* Start Data supplied *

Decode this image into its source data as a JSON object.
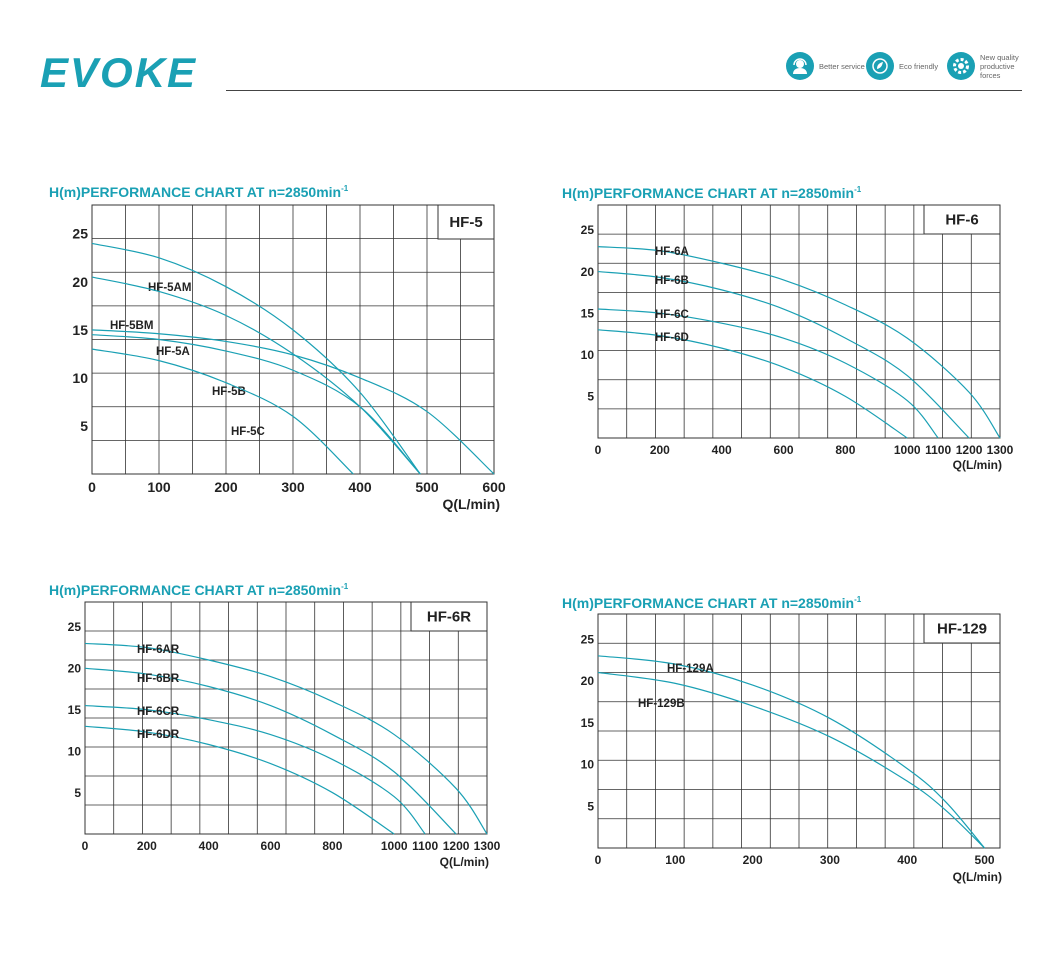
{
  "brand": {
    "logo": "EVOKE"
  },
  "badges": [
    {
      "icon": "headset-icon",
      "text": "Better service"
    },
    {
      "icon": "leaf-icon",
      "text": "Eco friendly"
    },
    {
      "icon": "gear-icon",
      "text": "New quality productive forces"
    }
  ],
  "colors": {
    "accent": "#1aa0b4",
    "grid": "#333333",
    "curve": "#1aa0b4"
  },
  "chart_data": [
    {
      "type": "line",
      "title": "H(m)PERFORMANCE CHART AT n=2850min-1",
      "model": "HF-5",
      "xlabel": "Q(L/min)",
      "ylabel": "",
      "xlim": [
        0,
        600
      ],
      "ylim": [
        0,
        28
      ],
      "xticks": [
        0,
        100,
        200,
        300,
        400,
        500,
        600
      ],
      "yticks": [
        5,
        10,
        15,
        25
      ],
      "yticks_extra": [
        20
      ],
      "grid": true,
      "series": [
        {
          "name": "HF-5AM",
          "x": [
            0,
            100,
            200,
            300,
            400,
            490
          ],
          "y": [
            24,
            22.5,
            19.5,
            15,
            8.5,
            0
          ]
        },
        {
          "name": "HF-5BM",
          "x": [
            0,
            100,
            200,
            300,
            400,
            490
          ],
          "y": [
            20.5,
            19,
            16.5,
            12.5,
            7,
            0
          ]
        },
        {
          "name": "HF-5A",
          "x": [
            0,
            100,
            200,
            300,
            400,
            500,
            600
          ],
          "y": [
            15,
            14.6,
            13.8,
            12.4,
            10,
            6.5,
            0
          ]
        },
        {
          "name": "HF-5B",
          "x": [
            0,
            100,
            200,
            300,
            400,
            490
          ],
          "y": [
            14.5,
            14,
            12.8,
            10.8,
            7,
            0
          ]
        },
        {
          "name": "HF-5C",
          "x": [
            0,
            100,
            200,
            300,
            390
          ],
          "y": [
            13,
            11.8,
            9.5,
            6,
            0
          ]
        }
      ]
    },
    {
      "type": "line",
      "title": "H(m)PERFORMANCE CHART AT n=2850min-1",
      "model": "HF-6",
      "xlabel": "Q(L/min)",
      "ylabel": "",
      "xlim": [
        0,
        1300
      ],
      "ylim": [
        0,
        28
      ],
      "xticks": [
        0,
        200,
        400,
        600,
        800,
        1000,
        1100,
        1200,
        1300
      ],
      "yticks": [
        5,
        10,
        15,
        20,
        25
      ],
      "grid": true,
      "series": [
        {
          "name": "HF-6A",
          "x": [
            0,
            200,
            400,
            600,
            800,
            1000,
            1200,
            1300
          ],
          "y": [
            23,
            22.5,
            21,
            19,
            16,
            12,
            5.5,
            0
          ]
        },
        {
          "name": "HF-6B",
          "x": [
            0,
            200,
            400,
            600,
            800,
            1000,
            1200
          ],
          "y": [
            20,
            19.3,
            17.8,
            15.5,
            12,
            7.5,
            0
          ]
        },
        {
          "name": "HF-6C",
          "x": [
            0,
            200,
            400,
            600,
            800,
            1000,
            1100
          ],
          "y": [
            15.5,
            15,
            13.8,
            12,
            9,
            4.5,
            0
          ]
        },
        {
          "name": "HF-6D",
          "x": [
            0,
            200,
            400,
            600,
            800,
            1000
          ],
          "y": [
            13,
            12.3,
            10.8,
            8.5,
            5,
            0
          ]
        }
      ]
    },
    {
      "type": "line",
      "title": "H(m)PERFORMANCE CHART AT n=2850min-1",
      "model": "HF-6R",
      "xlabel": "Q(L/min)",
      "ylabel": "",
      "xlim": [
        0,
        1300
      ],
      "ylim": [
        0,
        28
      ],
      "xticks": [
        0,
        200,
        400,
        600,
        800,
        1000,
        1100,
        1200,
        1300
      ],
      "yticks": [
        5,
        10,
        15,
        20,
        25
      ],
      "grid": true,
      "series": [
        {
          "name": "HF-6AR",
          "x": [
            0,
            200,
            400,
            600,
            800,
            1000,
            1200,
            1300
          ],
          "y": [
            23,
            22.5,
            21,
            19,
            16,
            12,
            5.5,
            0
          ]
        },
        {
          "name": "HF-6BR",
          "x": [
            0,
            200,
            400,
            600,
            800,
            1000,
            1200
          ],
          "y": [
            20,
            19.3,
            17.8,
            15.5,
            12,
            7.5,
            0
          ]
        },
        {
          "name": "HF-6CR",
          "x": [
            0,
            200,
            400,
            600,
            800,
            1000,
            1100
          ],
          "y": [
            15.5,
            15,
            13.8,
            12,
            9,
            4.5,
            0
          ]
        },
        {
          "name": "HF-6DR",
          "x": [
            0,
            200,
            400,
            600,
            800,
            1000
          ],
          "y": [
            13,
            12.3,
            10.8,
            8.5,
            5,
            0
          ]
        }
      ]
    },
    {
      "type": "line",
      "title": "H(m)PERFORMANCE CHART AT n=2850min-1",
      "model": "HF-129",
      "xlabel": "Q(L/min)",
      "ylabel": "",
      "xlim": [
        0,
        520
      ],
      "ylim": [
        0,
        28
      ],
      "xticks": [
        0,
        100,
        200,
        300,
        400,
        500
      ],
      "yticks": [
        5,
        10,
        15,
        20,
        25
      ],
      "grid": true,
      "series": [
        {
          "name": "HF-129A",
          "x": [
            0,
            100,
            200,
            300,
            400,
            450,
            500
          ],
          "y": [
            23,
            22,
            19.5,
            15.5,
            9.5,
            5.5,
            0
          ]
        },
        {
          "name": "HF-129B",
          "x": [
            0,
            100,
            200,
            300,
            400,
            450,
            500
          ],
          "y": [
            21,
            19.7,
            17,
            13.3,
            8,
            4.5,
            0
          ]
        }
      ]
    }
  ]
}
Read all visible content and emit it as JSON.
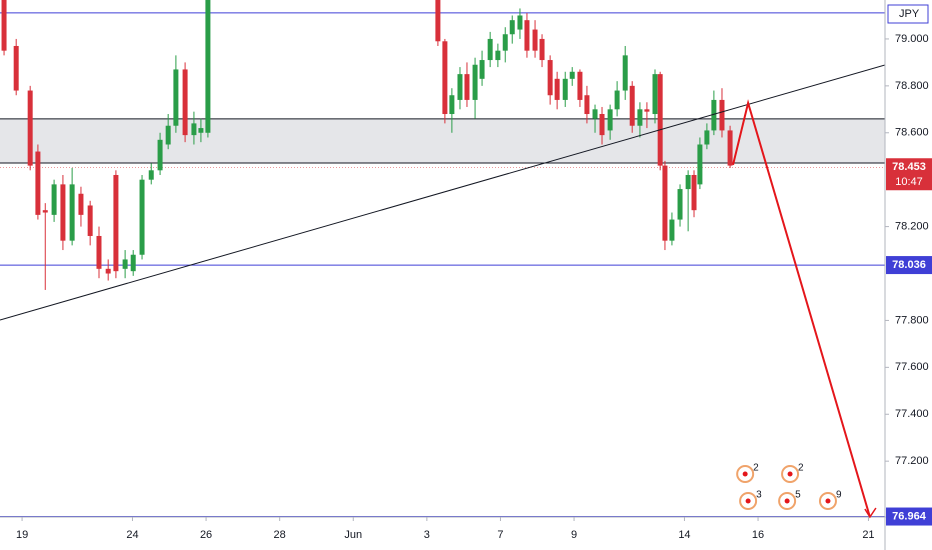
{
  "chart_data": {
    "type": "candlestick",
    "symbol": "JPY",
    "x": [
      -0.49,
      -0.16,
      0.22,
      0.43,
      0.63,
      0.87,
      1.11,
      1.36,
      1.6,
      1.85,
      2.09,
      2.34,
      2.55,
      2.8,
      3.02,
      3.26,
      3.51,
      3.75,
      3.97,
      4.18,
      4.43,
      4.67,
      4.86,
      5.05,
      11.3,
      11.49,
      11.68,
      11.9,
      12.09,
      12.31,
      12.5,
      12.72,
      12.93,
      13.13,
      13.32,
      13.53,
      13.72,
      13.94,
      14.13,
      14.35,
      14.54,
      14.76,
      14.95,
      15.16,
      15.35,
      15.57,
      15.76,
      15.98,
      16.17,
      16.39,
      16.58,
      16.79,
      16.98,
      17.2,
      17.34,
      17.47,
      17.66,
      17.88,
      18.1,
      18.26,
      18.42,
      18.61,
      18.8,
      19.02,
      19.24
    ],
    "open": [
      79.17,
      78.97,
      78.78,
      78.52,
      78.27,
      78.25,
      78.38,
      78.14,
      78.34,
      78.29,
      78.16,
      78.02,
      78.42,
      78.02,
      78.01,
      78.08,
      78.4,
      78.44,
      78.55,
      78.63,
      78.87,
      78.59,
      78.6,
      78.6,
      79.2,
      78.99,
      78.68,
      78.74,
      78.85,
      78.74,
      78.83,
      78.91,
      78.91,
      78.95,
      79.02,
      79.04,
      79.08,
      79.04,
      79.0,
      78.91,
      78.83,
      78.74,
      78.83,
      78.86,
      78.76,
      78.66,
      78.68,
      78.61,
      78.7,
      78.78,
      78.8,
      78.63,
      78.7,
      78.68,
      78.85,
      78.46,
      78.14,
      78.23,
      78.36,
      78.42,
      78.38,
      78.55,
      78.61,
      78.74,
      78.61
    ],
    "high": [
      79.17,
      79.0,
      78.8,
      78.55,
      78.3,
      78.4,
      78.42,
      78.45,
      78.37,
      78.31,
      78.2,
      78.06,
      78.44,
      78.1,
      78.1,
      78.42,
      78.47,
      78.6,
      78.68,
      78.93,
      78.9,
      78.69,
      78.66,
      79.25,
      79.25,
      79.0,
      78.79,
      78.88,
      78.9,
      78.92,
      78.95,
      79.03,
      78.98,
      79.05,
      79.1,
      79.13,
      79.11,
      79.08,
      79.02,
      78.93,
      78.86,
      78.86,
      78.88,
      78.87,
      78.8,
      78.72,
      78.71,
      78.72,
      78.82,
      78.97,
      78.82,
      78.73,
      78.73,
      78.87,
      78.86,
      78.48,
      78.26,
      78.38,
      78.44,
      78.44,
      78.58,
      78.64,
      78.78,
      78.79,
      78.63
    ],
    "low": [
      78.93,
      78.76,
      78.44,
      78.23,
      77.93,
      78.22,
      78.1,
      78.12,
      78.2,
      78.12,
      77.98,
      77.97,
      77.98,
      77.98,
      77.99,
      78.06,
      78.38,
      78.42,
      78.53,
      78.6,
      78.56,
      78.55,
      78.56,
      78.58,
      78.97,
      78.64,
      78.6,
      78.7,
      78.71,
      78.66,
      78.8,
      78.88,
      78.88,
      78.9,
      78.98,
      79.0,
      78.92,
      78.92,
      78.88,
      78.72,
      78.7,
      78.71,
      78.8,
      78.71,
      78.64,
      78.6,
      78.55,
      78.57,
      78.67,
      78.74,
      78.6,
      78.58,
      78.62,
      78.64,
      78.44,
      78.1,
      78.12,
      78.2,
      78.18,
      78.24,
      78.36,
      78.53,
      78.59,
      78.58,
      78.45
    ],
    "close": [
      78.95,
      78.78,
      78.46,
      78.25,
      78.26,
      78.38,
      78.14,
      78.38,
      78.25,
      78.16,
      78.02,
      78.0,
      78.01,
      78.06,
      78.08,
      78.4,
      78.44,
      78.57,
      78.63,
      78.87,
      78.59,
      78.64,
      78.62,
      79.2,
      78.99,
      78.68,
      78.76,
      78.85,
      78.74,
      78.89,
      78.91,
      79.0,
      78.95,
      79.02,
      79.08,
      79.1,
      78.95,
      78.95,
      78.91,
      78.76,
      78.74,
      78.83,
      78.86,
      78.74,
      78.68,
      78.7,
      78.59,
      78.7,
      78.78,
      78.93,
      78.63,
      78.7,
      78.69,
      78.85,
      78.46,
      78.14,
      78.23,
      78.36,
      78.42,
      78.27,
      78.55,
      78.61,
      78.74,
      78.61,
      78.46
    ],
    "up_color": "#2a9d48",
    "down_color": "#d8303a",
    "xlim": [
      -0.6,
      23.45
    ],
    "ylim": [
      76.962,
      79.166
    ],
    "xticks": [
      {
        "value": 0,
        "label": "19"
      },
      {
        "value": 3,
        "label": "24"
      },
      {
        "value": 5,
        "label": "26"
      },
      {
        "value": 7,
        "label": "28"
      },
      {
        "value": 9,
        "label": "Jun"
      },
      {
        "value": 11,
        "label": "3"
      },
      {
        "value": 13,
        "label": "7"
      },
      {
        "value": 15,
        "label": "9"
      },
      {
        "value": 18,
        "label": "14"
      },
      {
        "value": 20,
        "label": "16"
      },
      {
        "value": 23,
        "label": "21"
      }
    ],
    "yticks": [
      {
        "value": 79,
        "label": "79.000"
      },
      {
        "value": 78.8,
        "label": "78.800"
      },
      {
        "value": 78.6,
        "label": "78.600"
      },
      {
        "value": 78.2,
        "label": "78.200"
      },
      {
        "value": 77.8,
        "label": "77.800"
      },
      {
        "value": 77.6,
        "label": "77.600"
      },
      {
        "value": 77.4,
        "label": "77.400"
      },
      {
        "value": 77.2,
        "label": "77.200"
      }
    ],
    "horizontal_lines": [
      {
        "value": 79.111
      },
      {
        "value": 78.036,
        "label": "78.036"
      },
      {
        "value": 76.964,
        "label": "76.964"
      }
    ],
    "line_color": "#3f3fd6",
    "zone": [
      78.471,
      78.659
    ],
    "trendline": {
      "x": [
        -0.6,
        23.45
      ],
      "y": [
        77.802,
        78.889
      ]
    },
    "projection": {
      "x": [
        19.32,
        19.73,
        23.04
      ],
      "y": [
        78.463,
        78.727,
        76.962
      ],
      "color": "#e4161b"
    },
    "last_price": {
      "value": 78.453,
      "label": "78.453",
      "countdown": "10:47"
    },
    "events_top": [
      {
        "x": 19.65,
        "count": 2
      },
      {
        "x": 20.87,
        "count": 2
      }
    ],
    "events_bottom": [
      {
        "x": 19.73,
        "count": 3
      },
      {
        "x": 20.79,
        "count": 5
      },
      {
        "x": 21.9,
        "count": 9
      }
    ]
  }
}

* End Data supplied *

▶ **Given exercise**
Give only the number of lines in the material above that hold the word "JSON".

▶ **Task response**
2